- [JOB 1]
Answer these questions using the passage on contributor and maintainer roles:
(a) According to the writer, what does not seem to have a well-defined understanding?
(b) If no discussion is wanted, whom does the issue ask to post documentation?
(c) What example of welcome input does the final sentence give?

- [PASSAGE GIVEN]
Thereby (?) and at least in my mind there does not seem to exist a well-defined understanding as to which responsibilities and obligations PQCA assigns to contributors and maintainers and how these map to GH rights.

This issue is to propose a discussion as to what tasks, responsibilities and rights are to be assigned to contributors and maintainers. This should serve to let any present and future contributors and maintainers see what are the project's expectations towards them and also inform the (automated) setting of GH rights. If no discussion is wanted, this issue is to request the LF/PQCA team to post a documentation as to what they want maintainers and contributors do so present contributors and maintainers can adjust their expectations or contribution level accordingly.

For example, are maintainers in the PQCA sense

As usual, any input, e.g., pointers to existing documentation on these roles very welcome.

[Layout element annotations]
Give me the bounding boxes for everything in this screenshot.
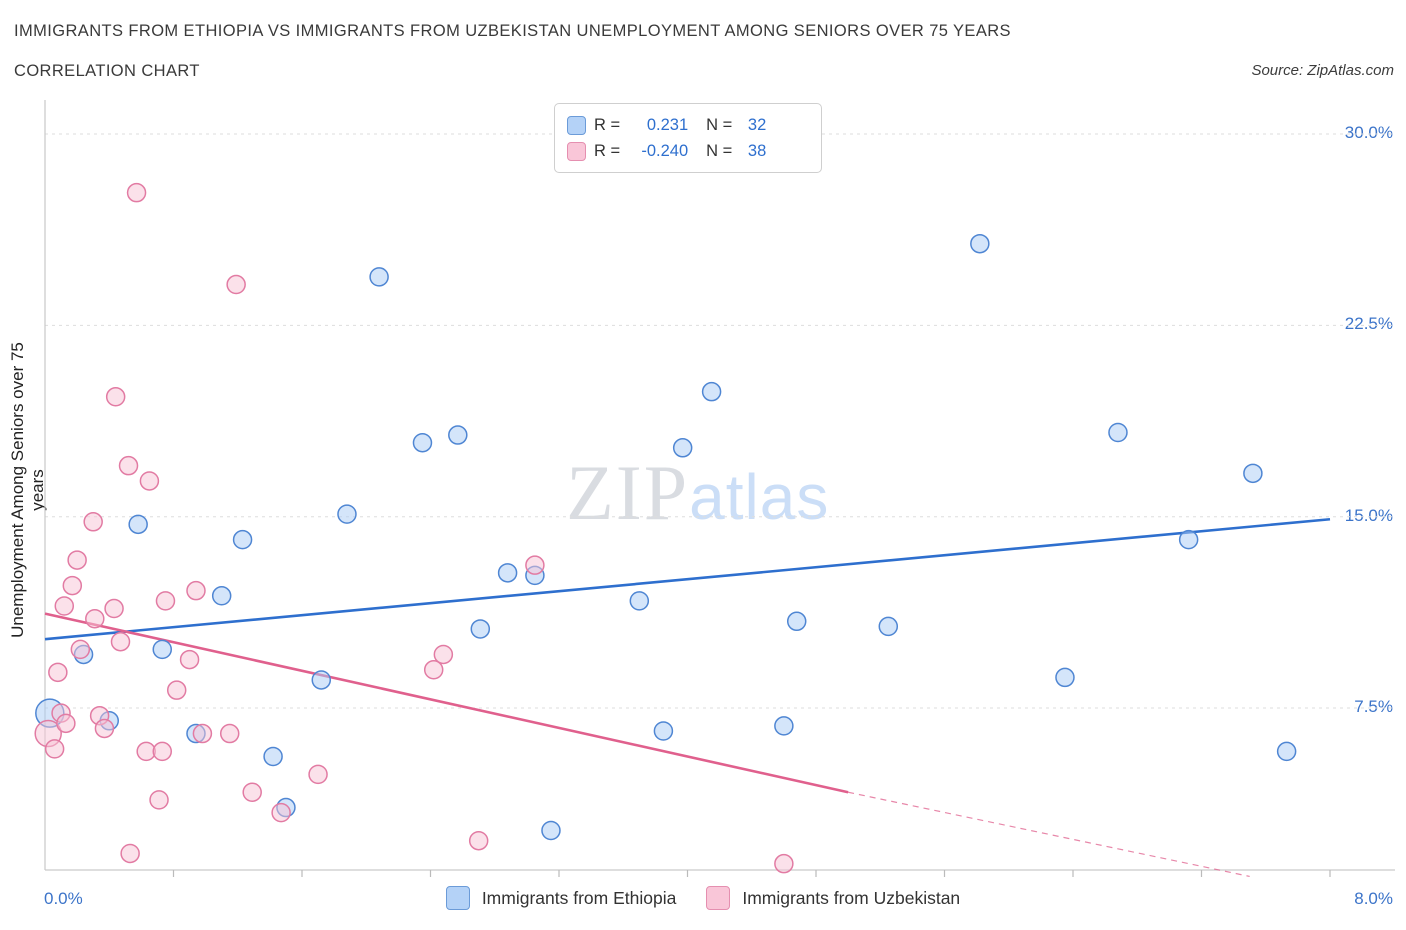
y-tick-7-5: 7.5% [1354,697,1393,717]
n-label: N = [706,115,733,134]
ethiopia-point [128,514,148,535]
ethiopia-point [337,504,357,524]
uzbekistan-point [70,639,91,660]
n-label: N = [706,141,733,160]
uzbekistan-point [126,182,147,203]
source-attribution: Source: ZipAtlas.com [1251,62,1394,79]
ethiopia-point [311,670,332,690]
legend-label-uzbekistan: Immigrants from Uzbekistan [742,887,961,908]
uzbekistan-trend-line [44,612,849,794]
uzbekistan-point [242,782,262,802]
n-value-ethiopia: 32 [747,115,767,134]
legend-item-uzbekistan: Immigrants from Uzbekistan [706,886,960,910]
uzbekistan-point [56,713,76,734]
r-value-ethiopia: 0.231 [646,115,689,134]
ethiopia-point [263,746,283,767]
uzbekistan-point [85,608,105,629]
ethiopia-point [1243,463,1263,484]
r-label: R = [594,115,621,134]
legend-row-ethiopia: R = 0.231 N = 32 [567,112,809,138]
uzbekistan-point [120,843,140,864]
r-label: R = [594,141,621,160]
uzbekistan-point [271,802,291,823]
ethiopia-point [1276,741,1297,762]
ethiopia-point [152,639,173,660]
x-tick-max: 8.0% [1354,889,1393,908]
ethiopia-point [774,716,794,736]
y-tick-30: 30.0% [1344,123,1393,142]
uzbekistan-point [152,741,173,762]
ethiopia-point [672,438,693,458]
uzbekistan-point [54,596,75,616]
uzbekistan-point [105,387,126,407]
uzbekistan-point [308,764,328,785]
ethiopia-trend-line [44,517,1331,641]
ethiopia-swatch-icon [445,886,470,910]
uzbekistan-point [155,591,176,611]
uzbekistan-trend-line-extension [848,791,1250,878]
uzbekistan-point [468,830,489,851]
ethiopia-point [970,233,990,254]
uzbekistan-point [149,790,169,810]
uzbekistan-point [67,550,87,570]
uzbekistan-point [118,455,139,476]
ethiopia-point [232,529,253,550]
ethiopia-point [448,425,468,445]
uzbekistan-point [104,598,124,619]
uzbekistan-point [423,660,444,680]
page-title: IMMIGRANTS FROM ETHIOPIA VS IMMIGRANTS F… [14,22,1011,40]
x-tick-min: 0.0% [44,889,83,908]
uzbekistan-point [186,580,206,601]
ethiopia-point [629,591,650,611]
ethiopia-point [786,611,807,632]
uzbekistan-swatch-icon [567,141,586,161]
uzbekistan-point [179,649,200,670]
page-subtitle: CORRELATION CHART [14,62,200,80]
y-tick-22-5: 22.5% [1344,314,1393,334]
uzbekistan-point [94,718,115,739]
legend-label-ethiopia: Immigrants from Ethiopia [481,887,677,908]
uzbekistan-point [110,631,131,652]
uzbekistan-point [774,853,794,874]
uzbekistan-point [48,662,68,683]
ethiopia-point [541,820,561,841]
ethiopia-point [211,586,232,606]
ethiopia-point [1178,529,1199,550]
series-legend: Immigrants from Ethiopia Immigrants from… [0,886,1406,910]
uzbekistan-swatch-icon [706,886,731,910]
uzbekistan-point [139,471,160,491]
legend-row-uzbekistan: R = -0.240 N = 38 [567,138,809,164]
ethiopia-point [1108,422,1128,443]
ethiopia-point [470,619,491,639]
uzbekistan-point [192,723,213,744]
ethiopia-point [1055,667,1075,688]
y-tick-15: 15.0% [1344,505,1393,525]
uzbekistan-point [166,680,187,700]
ethiopia-point [497,563,518,583]
uzbekistan-point [44,739,65,759]
correlation-stats-legend: R = 0.231 N = 32 R = -0.240 N = 38 [554,103,822,173]
ethiopia-point [412,432,433,453]
ethiopia-point [701,381,722,402]
uzbekistan-point [226,274,246,295]
legend-item-ethiopia: Immigrants from Ethiopia [445,886,677,910]
uzbekistan-point [219,723,240,744]
uzbekistan-point [525,555,545,575]
r-value-uzbekistan: -0.240 [641,141,689,160]
n-value-uzbekistan: 38 [747,141,767,160]
ethiopia-point [653,721,674,741]
uzbekistan-point [433,644,454,665]
ethiopia-point [369,267,389,287]
uzbekistan-point [136,741,156,762]
uzbekistan-point [83,512,103,532]
ethiopia-swatch-icon [567,115,586,135]
ethiopia-point [878,616,899,637]
uzbekistan-point [62,575,83,596]
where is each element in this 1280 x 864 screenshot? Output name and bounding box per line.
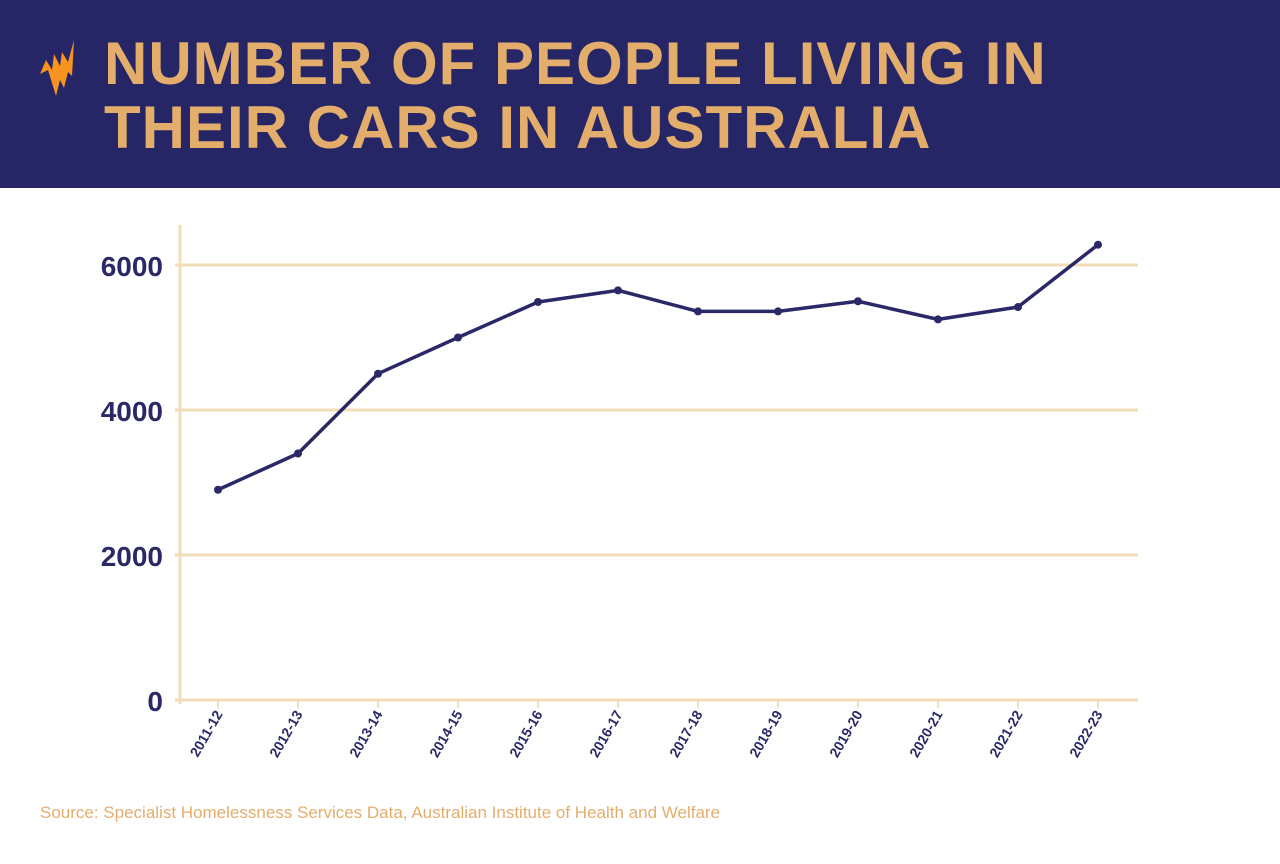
data-point (294, 449, 302, 458)
title-line-1: NUMBER OF PEOPLE LIVING IN (104, 30, 1047, 97)
y-tick-label: 6000 (101, 251, 163, 282)
data-point (774, 307, 782, 316)
y-tick-label: 0 (147, 686, 163, 717)
data-point (214, 485, 222, 494)
x-tick-label: 2017-18 (666, 707, 706, 760)
title-banner: NUMBER OF PEOPLE LIVING IN THEIR CARS IN… (0, 0, 1280, 188)
data-point (534, 297, 542, 306)
source-note: Source: Specialist Homelessness Services… (40, 803, 721, 822)
x-tick-label: 2014-15 (426, 707, 466, 760)
data-point (1014, 303, 1022, 312)
x-tick-label: 2018-19 (746, 707, 786, 760)
x-tick-label: 2016-17 (586, 707, 626, 760)
data-point (694, 307, 702, 316)
x-tick-label: 2011-12 (186, 707, 225, 759)
title-line-2: THEIR CARS IN AUSTRALIA (104, 94, 932, 161)
data-point (1094, 240, 1102, 249)
data-point (854, 297, 862, 306)
data-point (934, 315, 942, 324)
x-tick-label: 2015-16 (506, 707, 546, 760)
data-point (614, 286, 622, 295)
data-point (454, 333, 462, 342)
sbs-logo-icon (40, 40, 74, 96)
line-chart: 0 2000 4000 6000 2011-12 2012-13 2013-14 2014-1… (101, 225, 1138, 760)
x-tick-label: 2013-14 (346, 707, 386, 760)
series-line (217, 243, 1100, 492)
y-tick-label: 2000 (101, 541, 163, 572)
y-tick-label: 4000 (101, 396, 163, 427)
data-point (374, 369, 382, 378)
x-tick-label: 2021-22 (986, 707, 1026, 760)
x-tick-label: 2022-23 (1066, 707, 1106, 760)
x-tick-label: 2020-21 (906, 707, 946, 760)
chart-title: NUMBER OF PEOPLE LIVING IN THEIR CARS IN… (104, 32, 1047, 160)
x-tick-label: 2019-20 (826, 707, 866, 760)
x-tick-label: 2012-13 (266, 707, 306, 760)
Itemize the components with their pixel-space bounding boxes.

- [JOB 2] Turn the entries in the stretch from the line containing "y-tick-7-5: 7.5% [1354,697,1393,717]" through the line containing "uzbekistan-point [179,649,200,670]" into a JSON list of strings, with one string per line and blank lines omitted.

- [ANSWER 1]
(a) Which responsibilities and obligations PQCA assigns to contributors and maintainers, and how these map to GH rights.
(b) The LF/PQCA team.
(c) Pointers to existing documentation on these roles.

- [ANSWER 2]
[
  "y-tick-7-5: 7.5% [1354,697,1393,717]",
  "n-label: N = [706,115,733,134]",
  "ethiopia-point [128,514,148,535]",
  "ethiopia-point [337,504,357,524]",
  "uzbekistan-point [70,639,91,660]",
  "n-label: N = [706,141,733,160]",
  "uzbekistan-point [126,182,147,203]",
  "source-attribution: Source: ZipAtlas.com [1251,62,1394,79]",
  "ethiopia-point [311,670,332,690]",
  "legend-label-uzbekistan: Immigrants from Uzbekistan [742,887,961,908]",
  "uzbekistan-trend-line [44,612,849,794]",
  "uzbekistan-point [242,782,262,802]",
  "n-value-ethiopia: 32 [747,115,767,134]",
  "legend-item-uzbekistan: Immigrants from Uzbekistan [706,886,960,910]",
  "uzbekistan-point [56,713,76,734]",
  "r-value-ethiopia: 0.231 [646,115,689,134]",
  "ethiopia-point [263,746,283,767]",
  "uzbekistan-point [85,608,105,629]",
  "ethiopia-point [1243,463,1263,484]",
  "r-label: R = [594,115,621,134]",
  "legend-row-ethiopia: R = 0.231 N = 32 [567,112,809,138]",
  "uzbekistan-point [120,843,140,864]",
  "r-label: R = [594,141,621,160]",
  "uzbekistan-point [271,802,291,823]",
  "ethiopia-point [1276,741,1297,762]",
  "ethiopia-point [152,639,173,660]",
  "x-tick-max: 8.0% [1354,889,1393,908]",
  "ethiopia-point [774,716,794,736]",
  "y-tick-30: 30.0% [1344,123,1393,142]",
  "uzbekistan-point [152,741,173,762]",
  "ethiopia-point [672,438,693,458]",
  "uzbekistan-point [54,596,75,616]",
  "uzbekistan-point [105,387,126,407]",
  "uzbekistan-point [308,764,328,785]",
  "ethiopia-trend-line [44,517,1331,641]",
  "ethiopia-swatch-icon [445,886,470,910]",
  "uzbekistan-point [155,591,176,611]",
  "uzbekistan-trend-line-extension [848,791,1250,878]",
  "uzbekistan-point [468,830,489,851]",
  "ethiopia-point [970,233,990,254]",
  "uzbekistan-point [149,790,169,810]",
  "uzbekistan-point [67,550,87,570]",
  "uzbekistan-point [118,455,139,476]",
  "ethiopia-point [232,529,253,550]",
  "ethiopia-point [448,425,468,445]",
  "uzbekistan-point [104,598,124,619]",
  "uzbekistan-point [423,660,444,680]",
  "page-title: IMMIGRANTS FROM ETHIOPIA VS IMMIGRANTS F… [14,22,1011,40]",
  "x-tick-min: 0.0% [44,889,83,908]",
  "uzbekistan-point [186,580,206,601]",
  "ethiopia-point [629,591,650,611]",
  "ethiopia-point [786,611,807,632]",
  "uzbekistan-swatch-icon [567,141,586,161]",
  "uzbekistan-point [179,649,200,670]"
]